#### [Task brief]
Every line below that mentions the word "died" should be copied out.

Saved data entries
**********

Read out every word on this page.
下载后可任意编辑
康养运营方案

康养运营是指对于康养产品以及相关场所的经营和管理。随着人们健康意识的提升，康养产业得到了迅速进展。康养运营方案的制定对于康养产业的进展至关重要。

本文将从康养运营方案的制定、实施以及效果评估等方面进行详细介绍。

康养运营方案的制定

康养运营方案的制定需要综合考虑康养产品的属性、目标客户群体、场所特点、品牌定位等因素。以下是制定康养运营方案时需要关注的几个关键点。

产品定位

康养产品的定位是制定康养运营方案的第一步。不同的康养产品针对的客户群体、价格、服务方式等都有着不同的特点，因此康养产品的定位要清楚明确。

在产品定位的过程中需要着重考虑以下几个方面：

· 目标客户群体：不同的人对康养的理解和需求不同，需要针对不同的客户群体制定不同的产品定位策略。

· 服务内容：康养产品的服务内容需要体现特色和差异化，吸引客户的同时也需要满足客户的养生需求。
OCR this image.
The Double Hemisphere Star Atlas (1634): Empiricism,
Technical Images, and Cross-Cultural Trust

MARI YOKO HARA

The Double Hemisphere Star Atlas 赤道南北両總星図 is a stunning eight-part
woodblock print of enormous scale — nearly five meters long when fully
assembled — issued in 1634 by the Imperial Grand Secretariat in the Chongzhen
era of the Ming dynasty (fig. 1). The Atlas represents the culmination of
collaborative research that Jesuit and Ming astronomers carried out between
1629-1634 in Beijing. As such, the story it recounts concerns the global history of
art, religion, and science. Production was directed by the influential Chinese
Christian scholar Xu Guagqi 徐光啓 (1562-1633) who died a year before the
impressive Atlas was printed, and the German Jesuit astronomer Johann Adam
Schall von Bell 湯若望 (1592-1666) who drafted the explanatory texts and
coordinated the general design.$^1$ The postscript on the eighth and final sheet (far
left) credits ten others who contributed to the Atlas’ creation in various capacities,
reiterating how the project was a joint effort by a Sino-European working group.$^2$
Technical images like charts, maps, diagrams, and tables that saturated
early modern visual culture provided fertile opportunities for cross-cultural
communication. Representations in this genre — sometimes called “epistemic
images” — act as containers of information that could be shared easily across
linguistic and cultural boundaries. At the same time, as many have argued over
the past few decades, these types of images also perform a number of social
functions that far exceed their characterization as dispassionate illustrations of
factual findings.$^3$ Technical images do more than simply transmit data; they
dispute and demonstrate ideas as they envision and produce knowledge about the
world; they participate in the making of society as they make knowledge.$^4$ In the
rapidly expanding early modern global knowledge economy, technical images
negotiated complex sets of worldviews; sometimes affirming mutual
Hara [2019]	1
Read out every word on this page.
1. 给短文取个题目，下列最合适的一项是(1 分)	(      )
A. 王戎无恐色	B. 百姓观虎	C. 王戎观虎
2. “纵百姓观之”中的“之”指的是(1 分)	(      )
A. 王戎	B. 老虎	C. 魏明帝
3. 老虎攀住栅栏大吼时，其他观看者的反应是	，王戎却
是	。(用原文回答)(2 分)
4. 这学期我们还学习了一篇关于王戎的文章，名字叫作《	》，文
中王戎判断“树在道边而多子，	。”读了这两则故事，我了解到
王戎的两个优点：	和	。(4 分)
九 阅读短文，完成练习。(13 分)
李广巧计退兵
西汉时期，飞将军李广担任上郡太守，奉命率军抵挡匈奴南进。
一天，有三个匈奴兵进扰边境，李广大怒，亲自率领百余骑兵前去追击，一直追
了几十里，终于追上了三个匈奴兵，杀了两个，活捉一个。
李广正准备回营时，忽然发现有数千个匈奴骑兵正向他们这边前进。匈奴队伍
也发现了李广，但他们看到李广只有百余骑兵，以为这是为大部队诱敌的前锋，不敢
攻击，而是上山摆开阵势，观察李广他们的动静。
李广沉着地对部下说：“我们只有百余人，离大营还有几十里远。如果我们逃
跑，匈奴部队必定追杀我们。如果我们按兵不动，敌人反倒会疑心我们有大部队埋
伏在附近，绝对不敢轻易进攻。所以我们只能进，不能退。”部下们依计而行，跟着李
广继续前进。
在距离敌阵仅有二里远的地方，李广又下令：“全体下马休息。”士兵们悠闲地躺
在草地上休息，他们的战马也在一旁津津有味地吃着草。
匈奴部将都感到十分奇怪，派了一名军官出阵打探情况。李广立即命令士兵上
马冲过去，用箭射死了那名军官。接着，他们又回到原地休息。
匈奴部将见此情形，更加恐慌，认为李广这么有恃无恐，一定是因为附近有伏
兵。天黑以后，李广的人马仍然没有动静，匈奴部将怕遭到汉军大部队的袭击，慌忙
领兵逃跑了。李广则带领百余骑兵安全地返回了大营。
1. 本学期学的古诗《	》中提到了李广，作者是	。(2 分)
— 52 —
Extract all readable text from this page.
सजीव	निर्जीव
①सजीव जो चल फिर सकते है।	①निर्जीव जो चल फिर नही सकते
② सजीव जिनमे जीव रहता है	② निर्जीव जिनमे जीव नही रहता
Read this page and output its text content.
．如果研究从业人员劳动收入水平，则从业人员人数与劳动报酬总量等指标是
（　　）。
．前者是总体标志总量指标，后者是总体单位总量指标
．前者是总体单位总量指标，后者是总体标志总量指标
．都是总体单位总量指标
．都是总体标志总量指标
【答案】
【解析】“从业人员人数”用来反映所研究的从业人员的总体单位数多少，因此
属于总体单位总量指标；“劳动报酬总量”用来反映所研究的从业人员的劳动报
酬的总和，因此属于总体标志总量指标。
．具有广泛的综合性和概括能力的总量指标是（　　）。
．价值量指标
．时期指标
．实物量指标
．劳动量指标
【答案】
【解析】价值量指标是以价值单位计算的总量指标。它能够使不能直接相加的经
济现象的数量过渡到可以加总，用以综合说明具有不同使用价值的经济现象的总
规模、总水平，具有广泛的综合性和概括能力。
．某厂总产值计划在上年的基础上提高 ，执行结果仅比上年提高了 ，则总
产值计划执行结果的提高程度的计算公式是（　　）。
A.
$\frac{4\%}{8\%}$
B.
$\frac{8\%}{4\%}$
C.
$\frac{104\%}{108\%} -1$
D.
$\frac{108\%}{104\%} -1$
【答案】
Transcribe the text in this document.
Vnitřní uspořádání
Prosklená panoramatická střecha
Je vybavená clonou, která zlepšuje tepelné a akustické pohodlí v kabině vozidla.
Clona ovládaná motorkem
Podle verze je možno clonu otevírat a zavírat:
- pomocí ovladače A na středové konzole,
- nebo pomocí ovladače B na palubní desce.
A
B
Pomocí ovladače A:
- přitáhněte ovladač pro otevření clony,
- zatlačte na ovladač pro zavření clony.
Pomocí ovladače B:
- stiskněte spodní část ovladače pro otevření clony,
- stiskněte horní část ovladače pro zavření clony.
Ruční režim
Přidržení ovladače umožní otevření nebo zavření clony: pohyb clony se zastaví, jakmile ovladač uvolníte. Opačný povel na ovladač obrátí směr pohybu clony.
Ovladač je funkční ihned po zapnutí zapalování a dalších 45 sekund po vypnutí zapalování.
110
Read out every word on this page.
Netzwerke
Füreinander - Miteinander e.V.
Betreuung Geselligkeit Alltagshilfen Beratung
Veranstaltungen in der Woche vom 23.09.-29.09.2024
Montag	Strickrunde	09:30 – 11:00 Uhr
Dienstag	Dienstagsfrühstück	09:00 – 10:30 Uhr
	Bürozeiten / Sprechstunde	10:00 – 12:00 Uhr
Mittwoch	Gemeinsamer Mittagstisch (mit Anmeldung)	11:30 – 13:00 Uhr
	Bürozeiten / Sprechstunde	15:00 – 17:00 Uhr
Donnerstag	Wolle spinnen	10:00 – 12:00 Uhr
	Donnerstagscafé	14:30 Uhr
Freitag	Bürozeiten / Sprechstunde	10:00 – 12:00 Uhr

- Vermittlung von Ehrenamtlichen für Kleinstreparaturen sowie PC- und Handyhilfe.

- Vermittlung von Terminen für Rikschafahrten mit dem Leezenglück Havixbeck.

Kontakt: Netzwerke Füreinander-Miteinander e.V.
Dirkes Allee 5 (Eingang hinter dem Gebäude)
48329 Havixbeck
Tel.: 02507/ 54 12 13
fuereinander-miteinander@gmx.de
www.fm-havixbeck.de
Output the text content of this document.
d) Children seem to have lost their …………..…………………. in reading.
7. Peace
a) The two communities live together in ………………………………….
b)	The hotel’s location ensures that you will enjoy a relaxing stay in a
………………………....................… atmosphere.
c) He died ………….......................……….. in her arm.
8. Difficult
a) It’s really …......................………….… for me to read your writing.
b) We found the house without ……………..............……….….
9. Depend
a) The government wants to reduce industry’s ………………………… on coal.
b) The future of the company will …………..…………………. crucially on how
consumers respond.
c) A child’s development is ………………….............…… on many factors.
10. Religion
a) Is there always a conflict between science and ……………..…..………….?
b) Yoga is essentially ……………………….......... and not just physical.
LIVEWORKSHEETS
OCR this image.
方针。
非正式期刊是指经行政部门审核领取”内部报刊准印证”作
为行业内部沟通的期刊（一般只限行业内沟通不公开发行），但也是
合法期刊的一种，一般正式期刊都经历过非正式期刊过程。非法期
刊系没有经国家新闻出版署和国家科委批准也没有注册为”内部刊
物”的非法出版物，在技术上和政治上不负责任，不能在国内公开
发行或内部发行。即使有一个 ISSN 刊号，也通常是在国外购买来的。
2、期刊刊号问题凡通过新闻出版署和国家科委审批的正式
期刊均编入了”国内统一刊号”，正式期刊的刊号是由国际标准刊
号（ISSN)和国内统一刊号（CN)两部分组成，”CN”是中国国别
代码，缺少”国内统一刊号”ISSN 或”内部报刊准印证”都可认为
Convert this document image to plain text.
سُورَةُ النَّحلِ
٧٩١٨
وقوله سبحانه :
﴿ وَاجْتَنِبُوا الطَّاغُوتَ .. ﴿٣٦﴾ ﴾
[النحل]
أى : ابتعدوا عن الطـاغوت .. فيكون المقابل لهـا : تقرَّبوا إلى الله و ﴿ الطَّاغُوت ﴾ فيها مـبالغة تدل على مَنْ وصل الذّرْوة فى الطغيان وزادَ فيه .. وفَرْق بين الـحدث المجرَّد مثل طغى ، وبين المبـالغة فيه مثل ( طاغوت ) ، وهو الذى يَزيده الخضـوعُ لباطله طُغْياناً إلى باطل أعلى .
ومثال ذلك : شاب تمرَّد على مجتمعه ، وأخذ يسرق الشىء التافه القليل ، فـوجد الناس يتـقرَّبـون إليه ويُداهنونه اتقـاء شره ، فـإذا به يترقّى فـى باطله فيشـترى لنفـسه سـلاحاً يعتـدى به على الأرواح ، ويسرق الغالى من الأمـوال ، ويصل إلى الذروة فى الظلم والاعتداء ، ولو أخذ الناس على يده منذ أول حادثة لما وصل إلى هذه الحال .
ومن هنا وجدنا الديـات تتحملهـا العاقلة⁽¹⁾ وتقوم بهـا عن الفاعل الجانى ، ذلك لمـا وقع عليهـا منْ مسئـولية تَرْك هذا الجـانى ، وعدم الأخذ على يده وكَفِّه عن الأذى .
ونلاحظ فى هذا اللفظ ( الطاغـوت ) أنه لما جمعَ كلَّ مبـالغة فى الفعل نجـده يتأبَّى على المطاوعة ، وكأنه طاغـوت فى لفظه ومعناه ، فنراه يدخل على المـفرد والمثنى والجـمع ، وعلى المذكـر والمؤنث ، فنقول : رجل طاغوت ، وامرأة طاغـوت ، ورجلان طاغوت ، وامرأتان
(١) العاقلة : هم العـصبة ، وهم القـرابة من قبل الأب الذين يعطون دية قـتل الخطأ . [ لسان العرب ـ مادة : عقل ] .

**********

#### [Result for this task]
Christian scholar Xu Guagqi 徐光啓 (1562-1633) who died a year before the
c) He died ………….......................……….. in her arm.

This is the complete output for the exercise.